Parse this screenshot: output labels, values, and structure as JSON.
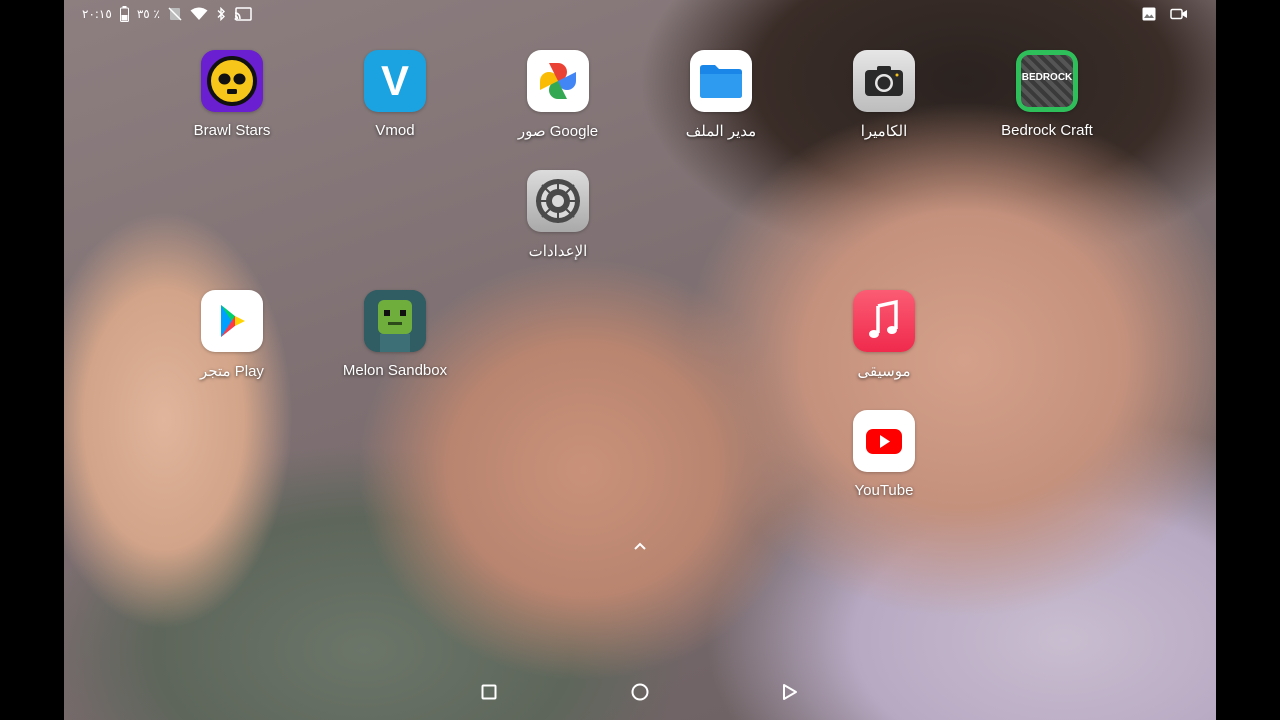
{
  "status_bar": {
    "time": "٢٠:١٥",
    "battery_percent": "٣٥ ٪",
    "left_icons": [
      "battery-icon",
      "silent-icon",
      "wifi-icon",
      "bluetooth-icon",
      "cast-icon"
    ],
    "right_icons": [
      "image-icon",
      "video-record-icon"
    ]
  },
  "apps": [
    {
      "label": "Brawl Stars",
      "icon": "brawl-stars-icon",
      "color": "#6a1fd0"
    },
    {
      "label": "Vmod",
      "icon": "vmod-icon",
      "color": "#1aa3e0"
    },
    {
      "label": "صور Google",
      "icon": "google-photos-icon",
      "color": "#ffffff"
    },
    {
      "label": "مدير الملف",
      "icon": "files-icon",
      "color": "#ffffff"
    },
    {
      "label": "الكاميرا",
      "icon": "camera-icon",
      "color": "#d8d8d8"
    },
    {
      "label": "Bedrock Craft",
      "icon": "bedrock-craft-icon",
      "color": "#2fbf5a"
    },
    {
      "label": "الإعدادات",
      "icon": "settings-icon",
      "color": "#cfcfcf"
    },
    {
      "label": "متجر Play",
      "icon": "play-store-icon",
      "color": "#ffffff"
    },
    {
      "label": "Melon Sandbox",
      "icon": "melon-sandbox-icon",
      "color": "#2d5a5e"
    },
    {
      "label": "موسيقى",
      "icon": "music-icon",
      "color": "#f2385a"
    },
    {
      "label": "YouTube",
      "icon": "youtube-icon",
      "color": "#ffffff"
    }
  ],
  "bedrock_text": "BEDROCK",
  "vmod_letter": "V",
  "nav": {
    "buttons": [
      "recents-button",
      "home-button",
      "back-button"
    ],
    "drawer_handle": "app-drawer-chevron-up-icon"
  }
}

...

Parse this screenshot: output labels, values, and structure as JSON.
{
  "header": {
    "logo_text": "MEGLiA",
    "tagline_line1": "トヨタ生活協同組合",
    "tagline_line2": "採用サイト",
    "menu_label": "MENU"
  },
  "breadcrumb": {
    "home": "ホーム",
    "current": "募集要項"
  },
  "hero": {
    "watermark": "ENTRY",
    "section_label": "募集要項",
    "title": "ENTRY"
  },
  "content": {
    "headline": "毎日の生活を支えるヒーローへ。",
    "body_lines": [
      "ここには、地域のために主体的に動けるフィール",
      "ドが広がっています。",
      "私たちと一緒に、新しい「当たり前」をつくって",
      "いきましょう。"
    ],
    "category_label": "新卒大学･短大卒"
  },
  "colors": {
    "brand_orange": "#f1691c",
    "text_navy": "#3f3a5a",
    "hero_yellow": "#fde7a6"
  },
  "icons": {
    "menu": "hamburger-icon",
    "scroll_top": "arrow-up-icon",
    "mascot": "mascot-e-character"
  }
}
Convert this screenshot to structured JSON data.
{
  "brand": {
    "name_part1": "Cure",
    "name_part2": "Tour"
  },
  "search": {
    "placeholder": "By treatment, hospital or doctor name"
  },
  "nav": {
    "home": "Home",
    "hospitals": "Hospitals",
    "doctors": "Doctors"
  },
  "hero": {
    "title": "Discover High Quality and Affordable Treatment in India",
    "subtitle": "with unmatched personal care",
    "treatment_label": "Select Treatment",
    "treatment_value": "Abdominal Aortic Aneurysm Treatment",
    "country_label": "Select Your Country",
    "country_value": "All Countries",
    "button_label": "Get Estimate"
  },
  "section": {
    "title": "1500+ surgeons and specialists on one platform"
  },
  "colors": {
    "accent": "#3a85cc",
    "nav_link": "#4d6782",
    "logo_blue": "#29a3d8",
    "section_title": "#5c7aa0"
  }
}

* _Short exercise_
Going through the data above, count the lines where the string "Select" appears, and answer with only that number.

* _Answer to the problem_
2